(Dataset items)
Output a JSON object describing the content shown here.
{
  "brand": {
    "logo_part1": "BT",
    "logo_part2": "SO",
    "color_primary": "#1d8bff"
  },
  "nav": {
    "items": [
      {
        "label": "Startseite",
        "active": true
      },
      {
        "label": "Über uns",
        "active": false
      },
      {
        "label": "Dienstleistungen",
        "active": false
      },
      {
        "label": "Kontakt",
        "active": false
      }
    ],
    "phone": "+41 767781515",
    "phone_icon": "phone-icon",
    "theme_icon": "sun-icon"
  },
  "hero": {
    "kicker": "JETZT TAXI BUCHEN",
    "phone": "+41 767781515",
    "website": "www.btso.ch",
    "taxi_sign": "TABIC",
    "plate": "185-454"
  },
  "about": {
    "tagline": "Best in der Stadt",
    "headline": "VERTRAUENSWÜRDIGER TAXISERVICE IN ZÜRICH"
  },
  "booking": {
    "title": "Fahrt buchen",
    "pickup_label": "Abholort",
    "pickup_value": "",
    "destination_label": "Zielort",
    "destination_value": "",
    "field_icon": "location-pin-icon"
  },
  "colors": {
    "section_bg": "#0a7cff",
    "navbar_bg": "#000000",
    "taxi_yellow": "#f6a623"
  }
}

__The task__: Set down the material above again, word for word.

__Solution to the problem__:
Output a JSON object describing the content shown here.
{
  "brand": {
    "logo_part1": "BT",
    "logo_part2": "SO",
    "color_primary": "#1d8bff"
  },
  "nav": {
    "items": [
      {
        "label": "Startseite",
        "active": true
      },
      {
        "label": "Über uns",
        "active": false
      },
      {
        "label": "Dienstleistungen",
        "active": false
      },
      {
        "label": "Kontakt",
        "active": false
      }
    ],
    "phone": "+41 767781515",
    "phone_icon": "phone-icon",
    "theme_icon": "sun-icon"
  },
  "hero": {
    "kicker": "JETZT TAXI BUCHEN",
    "phone": "+41 767781515",
    "website": "www.btso.ch",
    "taxi_sign": "TABIC",
    "plate": "185-454"
  },
  "about": {
    "tagline": "Best in der Stadt",
    "headline": "VERTRAUENSWÜRDIGER TAXISERVICE IN ZÜRICH"
  },
  "booking": {
    "title": "Fahrt buchen",
    "pickup_label": "Abholort",
    "pickup_value": "",
    "destination_label": "Zielort",
    "destination_value": "",
    "field_icon": "location-pin-icon"
  },
  "colors": {
    "section_bg": "#0a7cff",
    "navbar_bg": "#000000",
    "taxi_yellow": "#f6a623"
  }
}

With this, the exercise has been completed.